(Stored records)
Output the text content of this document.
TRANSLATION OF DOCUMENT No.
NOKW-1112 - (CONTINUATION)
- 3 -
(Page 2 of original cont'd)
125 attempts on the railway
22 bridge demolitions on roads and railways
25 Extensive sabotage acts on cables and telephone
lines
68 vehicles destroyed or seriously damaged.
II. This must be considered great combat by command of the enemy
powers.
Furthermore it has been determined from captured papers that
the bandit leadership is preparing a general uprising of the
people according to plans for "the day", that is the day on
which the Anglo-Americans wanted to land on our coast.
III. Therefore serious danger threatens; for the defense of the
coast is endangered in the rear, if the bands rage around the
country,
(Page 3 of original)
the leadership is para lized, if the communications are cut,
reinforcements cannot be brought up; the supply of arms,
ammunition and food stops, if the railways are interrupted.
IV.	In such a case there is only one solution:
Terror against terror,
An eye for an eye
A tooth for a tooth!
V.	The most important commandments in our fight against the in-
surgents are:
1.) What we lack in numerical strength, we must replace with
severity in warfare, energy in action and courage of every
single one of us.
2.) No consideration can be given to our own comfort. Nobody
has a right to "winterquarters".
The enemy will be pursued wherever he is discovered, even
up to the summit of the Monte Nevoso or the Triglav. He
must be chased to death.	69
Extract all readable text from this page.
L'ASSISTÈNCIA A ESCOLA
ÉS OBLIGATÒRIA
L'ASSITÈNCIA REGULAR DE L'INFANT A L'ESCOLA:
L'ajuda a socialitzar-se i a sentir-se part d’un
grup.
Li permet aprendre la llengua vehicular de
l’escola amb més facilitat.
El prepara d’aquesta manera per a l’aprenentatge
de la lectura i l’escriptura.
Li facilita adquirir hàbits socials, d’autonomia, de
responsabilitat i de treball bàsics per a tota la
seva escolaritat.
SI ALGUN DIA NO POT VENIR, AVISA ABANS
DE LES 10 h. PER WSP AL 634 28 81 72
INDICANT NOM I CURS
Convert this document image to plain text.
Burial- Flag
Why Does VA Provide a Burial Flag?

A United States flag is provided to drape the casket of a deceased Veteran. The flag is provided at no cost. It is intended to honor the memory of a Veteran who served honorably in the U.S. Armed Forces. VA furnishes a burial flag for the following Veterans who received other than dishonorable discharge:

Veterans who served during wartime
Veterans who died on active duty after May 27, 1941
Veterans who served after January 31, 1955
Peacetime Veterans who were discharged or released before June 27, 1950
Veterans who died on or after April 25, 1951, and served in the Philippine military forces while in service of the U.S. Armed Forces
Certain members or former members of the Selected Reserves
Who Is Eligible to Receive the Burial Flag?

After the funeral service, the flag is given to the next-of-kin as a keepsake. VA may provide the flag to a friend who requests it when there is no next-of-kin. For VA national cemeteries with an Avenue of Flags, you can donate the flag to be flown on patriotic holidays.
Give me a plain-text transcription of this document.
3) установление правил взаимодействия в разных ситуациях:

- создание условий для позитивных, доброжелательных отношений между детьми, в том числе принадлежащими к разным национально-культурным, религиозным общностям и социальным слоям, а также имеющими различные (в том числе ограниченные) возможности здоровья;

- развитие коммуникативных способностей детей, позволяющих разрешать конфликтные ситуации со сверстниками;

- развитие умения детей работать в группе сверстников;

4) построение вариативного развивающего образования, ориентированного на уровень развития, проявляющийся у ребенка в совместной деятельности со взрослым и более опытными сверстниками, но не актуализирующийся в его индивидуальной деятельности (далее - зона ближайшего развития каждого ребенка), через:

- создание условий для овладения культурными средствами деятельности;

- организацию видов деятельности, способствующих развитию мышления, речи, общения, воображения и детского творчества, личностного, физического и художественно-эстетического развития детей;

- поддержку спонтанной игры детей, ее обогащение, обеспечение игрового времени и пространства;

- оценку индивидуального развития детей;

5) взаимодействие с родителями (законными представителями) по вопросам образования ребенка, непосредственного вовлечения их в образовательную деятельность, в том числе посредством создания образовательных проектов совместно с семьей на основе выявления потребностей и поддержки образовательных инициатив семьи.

> [Exercise aim]: Every line above should be retyped exactly as given.

> [Output of the task]:
Output the text content of this document.
TRANSLATION OF DOCUMENT No.
NOKW-1112 - (CONTINUATION)
- 3 -
(Page 2 of original cont'd)
125 attempts on the railway
22 bridge demolitions on roads and railways
25 Extensive sabotage acts on cables and telephone
lines
68 vehicles destroyed or seriously damaged.
II. This must be considered great combat by command of the enemy
powers.
Furthermore it has been determined from captured papers that
the bandit leadership is preparing a general uprising of the
people according to plans for "the day", that is the day on
which the Anglo-Americans wanted to land on our coast.
III. Therefore serious danger threatens; for the defense of the
coast is endangered in the rear, if the bands rage around the
country,
(Page 3 of original)
the leadership is para lized, if the communications are cut,
reinforcements cannot be brought up; the supply of arms,
ammunition and food stops, if the railways are interrupted.
IV.	In such a case there is only one solution:
Terror against terror,
An eye for an eye
A tooth for a tooth!
V.	The most important commandments in our fight against the in-
surgents are:
1.) What we lack in numerical strength, we must replace with
severity in warfare, energy in action and courage of every
single one of us.
2.) No consideration can be given to our own comfort. Nobody
has a right to "winterquarters".
The enemy will be pursued wherever he is discovered, even
up to the summit of the Monte Nevoso or the Triglav. He
must be chased to death.	69
Extract all readable text from this page.
L'ASSISTÈNCIA A ESCOLA
ÉS OBLIGATÒRIA
L'ASSITÈNCIA REGULAR DE L'INFANT A L'ESCOLA:
L'ajuda a socialitzar-se i a sentir-se part d’un
grup.
Li permet aprendre la llengua vehicular de
l’escola amb més facilitat.
El prepara d’aquesta manera per a l’aprenentatge
de la lectura i l’escriptura.
Li facilita adquirir hàbits socials, d’autonomia, de
responsabilitat i de treball bàsics per a tota la
seva escolaritat.
SI ALGUN DIA NO POT VENIR, AVISA ABANS
DE LES 10 h. PER WSP AL 634 28 81 72
INDICANT NOM I CURS
Convert this document image to plain text.
Burial- Flag
Why Does VA Provide a Burial Flag?

A United States flag is provided to drape the casket of a deceased Veteran. The flag is provided at no cost. It is intended to honor the memory of a Veteran who served honorably in the U.S. Armed Forces. VA furnishes a burial flag for the following Veterans who received other than dishonorable discharge:

Veterans who served during wartime
Veterans who died on active duty after May 27, 1941
Veterans who served after January 31, 1955
Peacetime Veterans who were discharged or released before June 27, 1950
Veterans who died on or after April 25, 1951, and served in the Philippine military forces while in service of the U.S. Armed Forces
Certain members or former members of the Selected Reserves
Who Is Eligible to Receive the Burial Flag?

After the funeral service, the flag is given to the next-of-kin as a keepsake. VA may provide the flag to a friend who requests it when there is no next-of-kin. For VA national cemeteries with an Avenue of Flags, you can donate the flag to be flown on patriotic holidays.
Give me a plain-text transcription of this document.
3) установление правил взаимодействия в разных ситуациях:

- создание условий для позитивных, доброжелательных отношений между детьми, в том числе принадлежащими к разным национально-культурным, религиозным общностям и социальным слоям, а также имеющими различные (в том числе ограниченные) возможности здоровья;

- развитие коммуникативных способностей детей, позволяющих разрешать конфликтные ситуации со сверстниками;

- развитие умения детей работать в группе сверстников;

4) построение вариативного развивающего образования, ориентированного на уровень развития, проявляющийся у ребенка в совместной деятельности со взрослым и более опытными сверстниками, но не актуализирующийся в его индивидуальной деятельности (далее - зона ближайшего развития каждого ребенка), через:

- создание условий для овладения культурными средствами деятельности;

- организацию видов деятельности, способствующих развитию мышления, речи, общения, воображения и детского творчества, личностного, физического и художественно-эстетического развития детей;

- поддержку спонтанной игры детей, ее обогащение, обеспечение игрового времени и пространства;

- оценку индивидуального развития детей;

5) взаимодействие с родителями (законными представителями) по вопросам образования ребенка, непосредственного вовлечения их в образовательную деятельность, в том числе посредством создания образовательных проектов совместно с семьей на основе выявления потребностей и поддержки образовательных инициатив семьи.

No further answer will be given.